[START Data provided]

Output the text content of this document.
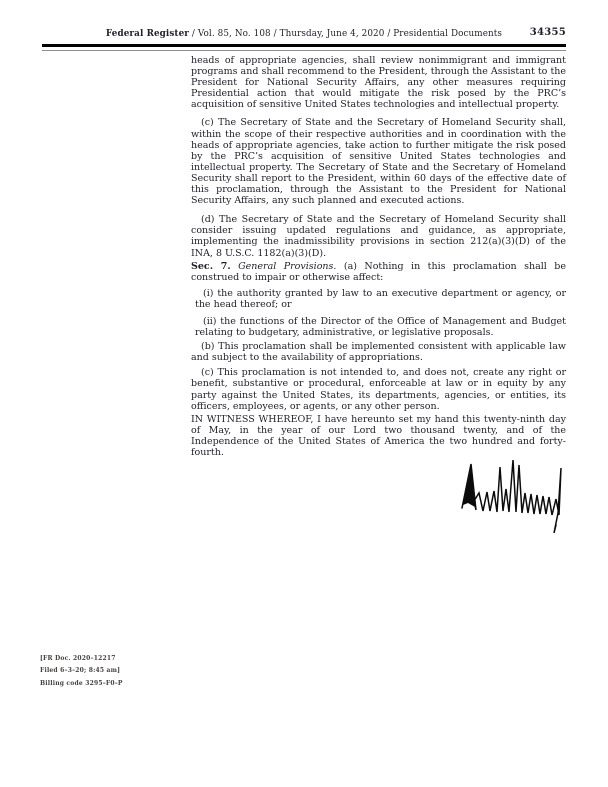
Federal Register / Vol. 85, No. 108 / Thursday, June 4, 2020 / Presidential Documents	34355

heads of appropriate agencies, shall review nonimmigrant and immigrant programs and shall recommend to the President, through the Assistant to the President for National Security Affairs, any other measures requiring Presidential action that would mitigate the risk posed by the PRC’s acquisition of sensitive United States technologies and intellectual property.

(c) The Secretary of State and the Secretary of Homeland Security shall, within the scope of their respective authorities and in coordination with the heads of appropriate agencies, take action to further mitigate the risk posed by the PRC’s acquisition of sensitive United States technologies and intellectual property. The Secretary of State and the Secretary of Homeland Security shall report to the President, within 60 days of the effective date of this proclamation, through the Assistant to the President for National Security Affairs, any such planned and executed actions.

(d) The Secretary of State and the Secretary of Homeland Security shall consider issuing updated regulations and guidance, as appropriate, implementing the inadmissibility provisions in section 212(a)(3)(D) of the INA, 8 U.S.C. 1182(a)(3)(D).

Sec. 7. General Provisions. (a) Nothing in this proclamation shall be construed to impair or otherwise affect:

(i) the authority granted by law to an executive department or agency, or the head thereof; or

(ii) the functions of the Director of the Office of Management and Budget relating to budgetary, administrative, or legislative proposals.

(b) This proclamation shall be implemented consistent with applicable law and subject to the availability of appropriations.

(c) This proclamation is not intended to, and does not, create any right or benefit, substantive or procedural, enforceable at law or in equity by any party against the United States, its departments, agencies, or entities, its officers, employees, or agents, or any other person.

IN WITNESS WHEREOF, I have hereunto set my hand this twenty-ninth day of May, in the year of our Lord two thousand twenty, and of the Independence of the United States of America the two hundred and forty-fourth.

[FR Doc. 2020–12217
Filed 6–3–20; 8:45 am]
Billing code 3295–F0–P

[END Data provided]

Directions:
Images do not belong in the copy; reproduce all other parts of the records above verbatim.

Finished task:
Output the text content of this document.
Federal Register / Vol. 85, No. 108 / Thursday, June 4, 2020 / Presidential Documents	34355

heads of appropriate agencies, shall review nonimmigrant and immigrant programs and shall recommend to the President, through the Assistant to the President for National Security Affairs, any other measures requiring Presidential action that would mitigate the risk posed by the PRC’s acquisition of sensitive United States technologies and intellectual property.

(c) The Secretary of State and the Secretary of Homeland Security shall, within the scope of their respective authorities and in coordination with the heads of appropriate agencies, take action to further mitigate the risk posed by the PRC’s acquisition of sensitive United States technologies and intellectual property. The Secretary of State and the Secretary of Homeland Security shall report to the President, within 60 days of the effective date of this proclamation, through the Assistant to the President for National Security Affairs, any such planned and executed actions.

(d) The Secretary of State and the Secretary of Homeland Security shall consider issuing updated regulations and guidance, as appropriate, implementing the inadmissibility provisions in section 212(a)(3)(D) of the INA, 8 U.S.C. 1182(a)(3)(D).

Sec. 7. General Provisions. (a) Nothing in this proclamation shall be construed to impair or otherwise affect:

(i) the authority granted by law to an executive department or agency, or the head thereof; or

(ii) the functions of the Director of the Office of Management and Budget relating to budgetary, administrative, or legislative proposals.

(b) This proclamation shall be implemented consistent with applicable law and subject to the availability of appropriations.

(c) This proclamation is not intended to, and does not, create any right or benefit, substantive or procedural, enforceable at law or in equity by any party against the United States, its departments, agencies, or entities, its officers, employees, or agents, or any other person.

IN WITNESS WHEREOF, I have hereunto set my hand this twenty-ninth day of May, in the year of our Lord two thousand twenty, and of the Independence of the United States of America the two hundred and forty-fourth.

[FR Doc. 2020–12217
Filed 6–3–20; 8:45 am]
Billing code 3295–F0–P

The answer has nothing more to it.